--- BEGIN ---

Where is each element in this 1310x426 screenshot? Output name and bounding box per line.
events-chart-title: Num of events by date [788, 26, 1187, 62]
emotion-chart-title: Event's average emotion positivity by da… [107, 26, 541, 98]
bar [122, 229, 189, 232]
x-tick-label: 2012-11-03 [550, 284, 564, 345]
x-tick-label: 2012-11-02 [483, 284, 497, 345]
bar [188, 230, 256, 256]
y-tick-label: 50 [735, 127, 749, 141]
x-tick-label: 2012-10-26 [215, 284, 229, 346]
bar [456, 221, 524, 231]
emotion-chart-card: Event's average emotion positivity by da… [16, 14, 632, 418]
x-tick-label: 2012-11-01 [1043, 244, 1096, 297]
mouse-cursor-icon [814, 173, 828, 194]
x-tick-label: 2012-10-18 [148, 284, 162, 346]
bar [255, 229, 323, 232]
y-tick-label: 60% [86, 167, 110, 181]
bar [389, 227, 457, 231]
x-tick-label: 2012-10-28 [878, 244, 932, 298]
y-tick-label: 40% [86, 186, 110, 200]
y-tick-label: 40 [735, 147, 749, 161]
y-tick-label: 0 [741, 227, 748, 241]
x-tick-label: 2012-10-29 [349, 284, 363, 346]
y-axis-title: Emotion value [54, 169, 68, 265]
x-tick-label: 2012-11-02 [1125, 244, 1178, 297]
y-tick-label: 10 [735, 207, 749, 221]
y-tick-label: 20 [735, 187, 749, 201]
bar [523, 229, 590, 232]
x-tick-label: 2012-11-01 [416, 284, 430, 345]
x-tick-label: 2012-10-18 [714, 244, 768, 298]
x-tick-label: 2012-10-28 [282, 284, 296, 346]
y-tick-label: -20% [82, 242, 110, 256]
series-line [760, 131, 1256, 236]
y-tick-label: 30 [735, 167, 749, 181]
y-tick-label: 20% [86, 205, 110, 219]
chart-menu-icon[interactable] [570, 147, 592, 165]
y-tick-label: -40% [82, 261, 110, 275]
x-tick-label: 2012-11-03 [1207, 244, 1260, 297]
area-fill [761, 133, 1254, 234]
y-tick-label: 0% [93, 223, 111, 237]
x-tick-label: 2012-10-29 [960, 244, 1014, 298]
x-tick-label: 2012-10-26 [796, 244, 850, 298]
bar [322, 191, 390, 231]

--- END ---

_INSTRUCTIONS FOR THE TASK:_ Edit the material from its first line through the line containing "bar [255, 229, 323, 232]", replacing "x-tick-label" with "x-axis-label" and keeping everything else the same. Give only that stretch.

_RESPONSE BELOW:_
Where is each element in this 1310x426 screenshot? Output name and bounding box per line.
events-chart-title: Num of events by date [788, 26, 1187, 62]
emotion-chart-title: Event's average emotion positivity by da… [107, 26, 541, 98]
bar [122, 229, 189, 232]
x-axis-label: 2012-11-03 [550, 284, 564, 345]
x-axis-label: 2012-11-02 [483, 284, 497, 345]
bar [188, 230, 256, 256]
y-tick-label: 50 [735, 127, 749, 141]
x-axis-label: 2012-10-26 [215, 284, 229, 346]
bar [456, 221, 524, 231]
emotion-chart-card: Event's average emotion positivity by da… [16, 14, 632, 418]
x-axis-label: 2012-11-01 [1043, 244, 1096, 297]
mouse-cursor-icon [814, 173, 828, 194]
x-axis-label: 2012-10-18 [148, 284, 162, 346]
bar [255, 229, 323, 232]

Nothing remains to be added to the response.